### Given task
From the entries that follow, extract each line holding the string "политической".

### Provided information

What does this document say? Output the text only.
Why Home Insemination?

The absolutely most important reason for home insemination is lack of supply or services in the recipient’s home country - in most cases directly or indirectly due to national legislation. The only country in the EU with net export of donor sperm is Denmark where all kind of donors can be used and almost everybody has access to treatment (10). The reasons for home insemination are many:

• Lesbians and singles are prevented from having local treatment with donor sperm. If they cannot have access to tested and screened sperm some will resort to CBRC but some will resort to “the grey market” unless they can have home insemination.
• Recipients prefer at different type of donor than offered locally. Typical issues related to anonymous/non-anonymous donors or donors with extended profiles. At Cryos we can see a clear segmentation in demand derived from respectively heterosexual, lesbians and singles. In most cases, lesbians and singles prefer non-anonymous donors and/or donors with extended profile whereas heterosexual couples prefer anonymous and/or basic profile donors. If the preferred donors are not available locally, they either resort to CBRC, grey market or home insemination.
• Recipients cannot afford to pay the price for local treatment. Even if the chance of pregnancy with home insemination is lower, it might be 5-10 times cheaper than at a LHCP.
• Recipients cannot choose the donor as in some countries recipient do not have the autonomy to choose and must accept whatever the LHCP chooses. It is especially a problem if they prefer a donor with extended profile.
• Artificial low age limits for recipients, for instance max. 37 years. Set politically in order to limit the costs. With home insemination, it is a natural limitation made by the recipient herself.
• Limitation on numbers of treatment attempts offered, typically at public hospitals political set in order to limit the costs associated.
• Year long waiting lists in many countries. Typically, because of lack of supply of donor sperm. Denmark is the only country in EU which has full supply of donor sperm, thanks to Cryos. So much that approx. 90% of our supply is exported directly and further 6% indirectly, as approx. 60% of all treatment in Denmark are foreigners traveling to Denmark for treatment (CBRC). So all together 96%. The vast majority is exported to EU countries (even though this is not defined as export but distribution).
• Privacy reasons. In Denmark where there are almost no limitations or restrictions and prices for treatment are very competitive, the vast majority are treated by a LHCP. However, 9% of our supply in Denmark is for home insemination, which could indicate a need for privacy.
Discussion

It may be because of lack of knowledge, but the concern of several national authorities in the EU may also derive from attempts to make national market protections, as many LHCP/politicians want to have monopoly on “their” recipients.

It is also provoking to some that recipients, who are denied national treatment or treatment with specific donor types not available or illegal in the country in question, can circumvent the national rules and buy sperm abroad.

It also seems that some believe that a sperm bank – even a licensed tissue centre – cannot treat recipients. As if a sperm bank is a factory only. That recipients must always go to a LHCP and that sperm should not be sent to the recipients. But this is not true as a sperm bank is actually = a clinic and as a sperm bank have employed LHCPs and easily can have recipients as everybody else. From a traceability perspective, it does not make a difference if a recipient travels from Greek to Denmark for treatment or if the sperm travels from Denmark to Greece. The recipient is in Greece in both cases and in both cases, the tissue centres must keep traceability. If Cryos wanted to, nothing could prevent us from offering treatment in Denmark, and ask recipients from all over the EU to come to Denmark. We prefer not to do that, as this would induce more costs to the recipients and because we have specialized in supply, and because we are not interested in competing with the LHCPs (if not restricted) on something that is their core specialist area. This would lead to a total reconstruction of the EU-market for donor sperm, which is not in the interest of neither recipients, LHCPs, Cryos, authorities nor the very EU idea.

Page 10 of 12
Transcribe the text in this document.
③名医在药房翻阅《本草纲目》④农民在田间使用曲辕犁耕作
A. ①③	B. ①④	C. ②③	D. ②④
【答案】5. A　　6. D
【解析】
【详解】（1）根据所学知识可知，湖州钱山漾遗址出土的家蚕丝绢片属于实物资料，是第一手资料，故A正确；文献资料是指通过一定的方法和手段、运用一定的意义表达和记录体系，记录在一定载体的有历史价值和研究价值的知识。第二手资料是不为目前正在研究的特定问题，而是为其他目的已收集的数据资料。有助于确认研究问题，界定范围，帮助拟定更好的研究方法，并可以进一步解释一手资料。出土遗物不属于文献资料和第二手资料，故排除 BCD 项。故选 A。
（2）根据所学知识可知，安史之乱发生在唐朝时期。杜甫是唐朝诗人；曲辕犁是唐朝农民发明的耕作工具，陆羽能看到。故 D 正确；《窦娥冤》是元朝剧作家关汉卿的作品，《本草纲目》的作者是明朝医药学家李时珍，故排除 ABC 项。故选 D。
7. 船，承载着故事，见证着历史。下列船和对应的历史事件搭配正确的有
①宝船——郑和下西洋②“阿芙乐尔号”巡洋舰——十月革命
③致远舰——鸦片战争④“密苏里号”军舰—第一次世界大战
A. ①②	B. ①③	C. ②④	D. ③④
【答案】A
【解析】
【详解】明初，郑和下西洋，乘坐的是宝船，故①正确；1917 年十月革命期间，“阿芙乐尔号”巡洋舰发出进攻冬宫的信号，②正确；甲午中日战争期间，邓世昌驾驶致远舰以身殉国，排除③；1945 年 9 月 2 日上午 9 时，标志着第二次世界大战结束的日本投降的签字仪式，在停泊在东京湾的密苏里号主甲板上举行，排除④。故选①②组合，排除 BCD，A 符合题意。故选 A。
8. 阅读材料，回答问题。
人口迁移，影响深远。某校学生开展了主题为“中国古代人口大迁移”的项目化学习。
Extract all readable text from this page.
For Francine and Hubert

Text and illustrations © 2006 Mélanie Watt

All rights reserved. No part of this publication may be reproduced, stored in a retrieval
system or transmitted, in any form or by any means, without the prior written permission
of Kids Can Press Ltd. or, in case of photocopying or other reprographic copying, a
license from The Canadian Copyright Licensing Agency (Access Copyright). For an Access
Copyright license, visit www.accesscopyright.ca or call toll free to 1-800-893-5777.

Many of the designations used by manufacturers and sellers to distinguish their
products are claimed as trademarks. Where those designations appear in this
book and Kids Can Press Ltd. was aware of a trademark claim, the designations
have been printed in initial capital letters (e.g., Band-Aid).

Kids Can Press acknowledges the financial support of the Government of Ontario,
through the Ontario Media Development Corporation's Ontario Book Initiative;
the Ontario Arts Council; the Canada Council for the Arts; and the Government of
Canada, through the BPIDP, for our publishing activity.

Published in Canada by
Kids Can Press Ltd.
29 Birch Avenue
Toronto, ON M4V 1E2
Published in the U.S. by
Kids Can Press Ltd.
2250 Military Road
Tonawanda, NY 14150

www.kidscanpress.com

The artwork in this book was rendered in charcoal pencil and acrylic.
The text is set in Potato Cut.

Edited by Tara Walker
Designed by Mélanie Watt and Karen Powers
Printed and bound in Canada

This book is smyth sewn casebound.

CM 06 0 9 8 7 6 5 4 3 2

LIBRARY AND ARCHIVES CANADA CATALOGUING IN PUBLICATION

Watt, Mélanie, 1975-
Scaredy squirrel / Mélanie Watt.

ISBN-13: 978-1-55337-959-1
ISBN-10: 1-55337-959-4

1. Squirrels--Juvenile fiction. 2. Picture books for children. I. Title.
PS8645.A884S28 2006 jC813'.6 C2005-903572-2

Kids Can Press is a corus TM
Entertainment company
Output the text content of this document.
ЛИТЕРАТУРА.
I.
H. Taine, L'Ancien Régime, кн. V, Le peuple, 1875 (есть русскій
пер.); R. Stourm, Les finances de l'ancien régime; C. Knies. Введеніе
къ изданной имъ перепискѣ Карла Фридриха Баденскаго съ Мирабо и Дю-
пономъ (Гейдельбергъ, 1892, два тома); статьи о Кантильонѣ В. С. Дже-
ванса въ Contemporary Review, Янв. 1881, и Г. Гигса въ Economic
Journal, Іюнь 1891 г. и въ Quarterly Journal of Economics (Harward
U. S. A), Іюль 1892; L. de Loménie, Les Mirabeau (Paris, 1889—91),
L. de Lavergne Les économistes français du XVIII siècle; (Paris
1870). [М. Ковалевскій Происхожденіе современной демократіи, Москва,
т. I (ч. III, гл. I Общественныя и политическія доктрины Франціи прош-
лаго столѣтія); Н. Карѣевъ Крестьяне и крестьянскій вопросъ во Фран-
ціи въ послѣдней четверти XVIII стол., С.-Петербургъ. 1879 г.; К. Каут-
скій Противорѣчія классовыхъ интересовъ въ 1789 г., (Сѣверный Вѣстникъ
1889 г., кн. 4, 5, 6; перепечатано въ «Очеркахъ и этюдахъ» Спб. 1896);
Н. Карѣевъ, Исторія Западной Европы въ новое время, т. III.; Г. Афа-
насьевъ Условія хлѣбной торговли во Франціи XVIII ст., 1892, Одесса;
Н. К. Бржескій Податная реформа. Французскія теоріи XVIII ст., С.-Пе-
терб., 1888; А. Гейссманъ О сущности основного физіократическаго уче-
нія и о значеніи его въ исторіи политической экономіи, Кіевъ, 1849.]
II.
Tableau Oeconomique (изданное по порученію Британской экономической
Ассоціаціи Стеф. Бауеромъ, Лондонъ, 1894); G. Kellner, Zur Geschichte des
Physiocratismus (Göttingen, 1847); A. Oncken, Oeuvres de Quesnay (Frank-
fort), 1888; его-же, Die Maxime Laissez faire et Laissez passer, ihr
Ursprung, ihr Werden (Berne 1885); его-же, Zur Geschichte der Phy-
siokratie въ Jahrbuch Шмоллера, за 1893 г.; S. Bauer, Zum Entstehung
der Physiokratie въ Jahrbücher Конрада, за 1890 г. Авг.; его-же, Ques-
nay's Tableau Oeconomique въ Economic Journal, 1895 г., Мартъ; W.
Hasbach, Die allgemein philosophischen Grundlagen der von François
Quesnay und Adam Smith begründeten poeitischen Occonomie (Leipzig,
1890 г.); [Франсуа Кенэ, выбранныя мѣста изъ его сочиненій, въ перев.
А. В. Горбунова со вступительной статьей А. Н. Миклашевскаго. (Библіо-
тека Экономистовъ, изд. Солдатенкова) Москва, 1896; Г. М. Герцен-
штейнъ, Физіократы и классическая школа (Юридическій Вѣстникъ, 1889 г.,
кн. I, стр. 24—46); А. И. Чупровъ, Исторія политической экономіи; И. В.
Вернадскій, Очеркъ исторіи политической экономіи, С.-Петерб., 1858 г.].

### Solution to this problem
нія и о значеніи его въ исторіи политической экономіи, Кіевъ, 1849.]
кн. I, стр. 24—46); А. И. Чупровъ, Исторія политической экономіи; И. В.
Вернадскій, Очеркъ исторіи политической экономіи, С.-Петерб., 1858 г.].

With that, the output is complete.